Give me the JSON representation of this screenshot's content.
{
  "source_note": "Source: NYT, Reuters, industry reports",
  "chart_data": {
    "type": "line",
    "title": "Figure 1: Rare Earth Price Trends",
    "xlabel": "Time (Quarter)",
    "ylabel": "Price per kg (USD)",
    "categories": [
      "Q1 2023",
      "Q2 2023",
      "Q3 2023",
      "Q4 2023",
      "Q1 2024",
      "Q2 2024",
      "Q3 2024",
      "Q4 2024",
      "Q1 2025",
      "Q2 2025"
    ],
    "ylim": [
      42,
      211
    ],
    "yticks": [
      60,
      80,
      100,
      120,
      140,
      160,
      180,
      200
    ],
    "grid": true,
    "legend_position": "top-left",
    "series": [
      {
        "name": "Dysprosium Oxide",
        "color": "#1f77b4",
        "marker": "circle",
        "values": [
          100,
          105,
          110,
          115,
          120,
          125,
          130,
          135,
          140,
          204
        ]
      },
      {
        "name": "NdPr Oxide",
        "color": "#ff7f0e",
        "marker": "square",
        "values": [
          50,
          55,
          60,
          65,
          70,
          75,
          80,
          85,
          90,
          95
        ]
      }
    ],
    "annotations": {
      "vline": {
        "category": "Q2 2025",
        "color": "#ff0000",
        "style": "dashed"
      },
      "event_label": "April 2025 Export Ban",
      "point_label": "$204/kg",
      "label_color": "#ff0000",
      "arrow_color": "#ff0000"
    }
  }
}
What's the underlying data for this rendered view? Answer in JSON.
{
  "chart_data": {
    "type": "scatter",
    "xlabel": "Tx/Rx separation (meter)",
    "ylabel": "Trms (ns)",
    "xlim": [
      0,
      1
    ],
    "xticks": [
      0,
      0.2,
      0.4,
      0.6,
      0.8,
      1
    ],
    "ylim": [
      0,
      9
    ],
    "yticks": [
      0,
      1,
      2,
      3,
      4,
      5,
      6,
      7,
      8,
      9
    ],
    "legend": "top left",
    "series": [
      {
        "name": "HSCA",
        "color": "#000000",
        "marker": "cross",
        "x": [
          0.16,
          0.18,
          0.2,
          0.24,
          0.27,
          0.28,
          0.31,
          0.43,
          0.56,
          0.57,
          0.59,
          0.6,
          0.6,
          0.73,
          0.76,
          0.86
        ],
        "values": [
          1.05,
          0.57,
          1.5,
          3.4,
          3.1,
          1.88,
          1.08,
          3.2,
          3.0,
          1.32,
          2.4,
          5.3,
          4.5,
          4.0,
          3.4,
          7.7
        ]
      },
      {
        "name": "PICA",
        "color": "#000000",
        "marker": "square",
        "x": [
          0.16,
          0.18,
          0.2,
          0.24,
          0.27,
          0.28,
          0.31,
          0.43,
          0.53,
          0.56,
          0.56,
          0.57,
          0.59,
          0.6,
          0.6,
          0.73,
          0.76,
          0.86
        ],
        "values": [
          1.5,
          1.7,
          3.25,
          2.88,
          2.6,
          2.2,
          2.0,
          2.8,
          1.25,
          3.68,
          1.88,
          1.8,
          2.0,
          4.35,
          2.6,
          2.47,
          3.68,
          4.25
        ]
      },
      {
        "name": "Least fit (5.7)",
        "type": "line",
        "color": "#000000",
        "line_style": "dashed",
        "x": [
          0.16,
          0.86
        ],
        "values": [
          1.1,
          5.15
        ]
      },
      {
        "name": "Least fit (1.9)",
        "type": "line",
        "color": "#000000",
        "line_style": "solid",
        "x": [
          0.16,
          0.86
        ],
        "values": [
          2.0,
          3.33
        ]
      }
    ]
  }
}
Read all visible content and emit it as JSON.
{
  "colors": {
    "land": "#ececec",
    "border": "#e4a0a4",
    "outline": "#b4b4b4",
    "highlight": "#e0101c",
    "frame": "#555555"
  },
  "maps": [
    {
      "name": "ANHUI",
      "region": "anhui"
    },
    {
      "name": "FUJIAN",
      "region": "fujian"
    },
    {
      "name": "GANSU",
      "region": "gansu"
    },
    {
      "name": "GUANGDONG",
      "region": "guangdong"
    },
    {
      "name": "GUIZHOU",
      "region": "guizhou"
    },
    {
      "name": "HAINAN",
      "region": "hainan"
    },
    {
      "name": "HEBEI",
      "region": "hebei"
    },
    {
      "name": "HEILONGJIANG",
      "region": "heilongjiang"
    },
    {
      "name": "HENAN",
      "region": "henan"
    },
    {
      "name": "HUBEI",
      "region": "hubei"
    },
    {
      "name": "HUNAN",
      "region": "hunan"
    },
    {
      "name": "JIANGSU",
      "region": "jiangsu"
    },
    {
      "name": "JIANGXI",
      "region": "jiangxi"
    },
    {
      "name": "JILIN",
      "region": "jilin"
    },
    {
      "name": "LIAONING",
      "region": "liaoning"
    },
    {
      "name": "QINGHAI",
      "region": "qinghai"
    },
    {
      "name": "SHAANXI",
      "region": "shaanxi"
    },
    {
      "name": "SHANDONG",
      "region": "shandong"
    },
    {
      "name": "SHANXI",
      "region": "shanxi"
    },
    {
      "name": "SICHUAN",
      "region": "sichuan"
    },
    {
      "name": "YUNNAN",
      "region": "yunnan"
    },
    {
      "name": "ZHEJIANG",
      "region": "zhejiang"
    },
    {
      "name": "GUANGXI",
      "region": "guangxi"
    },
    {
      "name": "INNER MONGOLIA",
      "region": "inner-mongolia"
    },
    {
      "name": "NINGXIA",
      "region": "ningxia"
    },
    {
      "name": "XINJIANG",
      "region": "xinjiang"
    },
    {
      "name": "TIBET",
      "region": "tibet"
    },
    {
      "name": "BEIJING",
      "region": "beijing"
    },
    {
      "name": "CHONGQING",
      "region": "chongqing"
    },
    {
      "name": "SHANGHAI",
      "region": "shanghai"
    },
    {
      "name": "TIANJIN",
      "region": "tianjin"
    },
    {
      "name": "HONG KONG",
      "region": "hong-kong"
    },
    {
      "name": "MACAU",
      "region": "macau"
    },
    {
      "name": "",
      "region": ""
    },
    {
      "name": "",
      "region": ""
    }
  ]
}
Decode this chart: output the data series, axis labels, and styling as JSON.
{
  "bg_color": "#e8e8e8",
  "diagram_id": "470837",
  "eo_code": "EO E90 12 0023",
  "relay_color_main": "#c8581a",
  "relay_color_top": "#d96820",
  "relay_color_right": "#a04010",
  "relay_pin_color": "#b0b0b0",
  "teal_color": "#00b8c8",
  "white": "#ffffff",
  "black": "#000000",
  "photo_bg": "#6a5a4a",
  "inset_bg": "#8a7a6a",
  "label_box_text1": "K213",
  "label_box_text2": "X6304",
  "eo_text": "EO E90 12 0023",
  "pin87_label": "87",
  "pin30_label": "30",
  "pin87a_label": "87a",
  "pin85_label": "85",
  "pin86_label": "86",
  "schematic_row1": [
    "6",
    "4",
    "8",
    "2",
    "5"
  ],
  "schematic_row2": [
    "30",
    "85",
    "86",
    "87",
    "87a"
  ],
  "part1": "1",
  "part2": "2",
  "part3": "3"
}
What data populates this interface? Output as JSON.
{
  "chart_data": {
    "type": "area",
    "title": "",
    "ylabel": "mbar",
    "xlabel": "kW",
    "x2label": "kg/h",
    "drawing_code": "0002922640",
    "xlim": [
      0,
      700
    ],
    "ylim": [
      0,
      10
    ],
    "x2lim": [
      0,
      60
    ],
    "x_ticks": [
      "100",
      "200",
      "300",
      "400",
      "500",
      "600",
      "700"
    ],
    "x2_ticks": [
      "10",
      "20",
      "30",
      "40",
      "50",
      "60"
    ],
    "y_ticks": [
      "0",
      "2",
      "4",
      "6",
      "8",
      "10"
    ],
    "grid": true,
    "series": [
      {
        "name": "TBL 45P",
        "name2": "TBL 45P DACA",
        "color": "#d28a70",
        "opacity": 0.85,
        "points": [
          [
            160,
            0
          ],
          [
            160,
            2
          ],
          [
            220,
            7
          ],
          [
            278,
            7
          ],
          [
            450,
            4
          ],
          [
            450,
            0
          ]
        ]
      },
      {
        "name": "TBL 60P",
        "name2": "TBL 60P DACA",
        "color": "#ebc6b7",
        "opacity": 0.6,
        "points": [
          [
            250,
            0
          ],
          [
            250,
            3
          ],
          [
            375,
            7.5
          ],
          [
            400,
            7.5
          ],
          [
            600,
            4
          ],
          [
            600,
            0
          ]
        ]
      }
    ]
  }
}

_ _ _

**TASK**
From the entries above, extract every line where the word "What" appears.

**FINAL RESULT**
What's the underlying data for this rendered view? Answer in JSON.
What data populates this interface? Output as JSON.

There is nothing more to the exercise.